— start of SUPPLIED MATERIAL —

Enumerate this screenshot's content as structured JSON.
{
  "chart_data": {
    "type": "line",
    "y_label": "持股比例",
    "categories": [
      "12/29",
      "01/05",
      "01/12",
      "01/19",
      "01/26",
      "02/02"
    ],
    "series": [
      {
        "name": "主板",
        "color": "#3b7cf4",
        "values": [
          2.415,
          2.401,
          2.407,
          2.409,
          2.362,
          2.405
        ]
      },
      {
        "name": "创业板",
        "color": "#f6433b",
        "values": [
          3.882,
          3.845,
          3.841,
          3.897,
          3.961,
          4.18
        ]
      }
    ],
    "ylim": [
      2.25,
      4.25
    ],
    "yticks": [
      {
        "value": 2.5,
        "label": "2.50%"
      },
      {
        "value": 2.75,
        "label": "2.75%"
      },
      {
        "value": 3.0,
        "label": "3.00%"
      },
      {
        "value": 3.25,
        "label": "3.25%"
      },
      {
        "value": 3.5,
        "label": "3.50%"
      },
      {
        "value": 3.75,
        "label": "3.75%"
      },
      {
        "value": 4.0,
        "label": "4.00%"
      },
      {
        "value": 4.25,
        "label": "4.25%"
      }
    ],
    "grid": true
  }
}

— end of SUPPLIED MATERIAL —

Reproduce the material above without altering a single character.

## FULL OUTPUT:
Enumerate this screenshot's content as structured JSON.
{
  "chart_data": {
    "type": "line",
    "y_label": "持股比例",
    "categories": [
      "12/29",
      "01/05",
      "01/12",
      "01/19",
      "01/26",
      "02/02"
    ],
    "series": [
      {
        "name": "主板",
        "color": "#3b7cf4",
        "values": [
          2.415,
          2.401,
          2.407,
          2.409,
          2.362,
          2.405
        ]
      },
      {
        "name": "创业板",
        "color": "#f6433b",
        "values": [
          3.882,
          3.845,
          3.841,
          3.897,
          3.961,
          4.18
        ]
      }
    ],
    "ylim": [
      2.25,
      4.25
    ],
    "yticks": [
      {
        "value": 2.5,
        "label": "2.50%"
      },
      {
        "value": 2.75,
        "label": "2.75%"
      },
      {
        "value": 3.0,
        "label": "3.00%"
      },
      {
        "value": 3.25,
        "label": "3.25%"
      },
      {
        "value": 3.5,
        "label": "3.50%"
      },
      {
        "value": 3.75,
        "label": "3.75%"
      },
      {
        "value": 4.0,
        "label": "4.00%"
      },
      {
        "value": 4.25,
        "label": "4.25%"
      }
    ],
    "grid": true
  }
}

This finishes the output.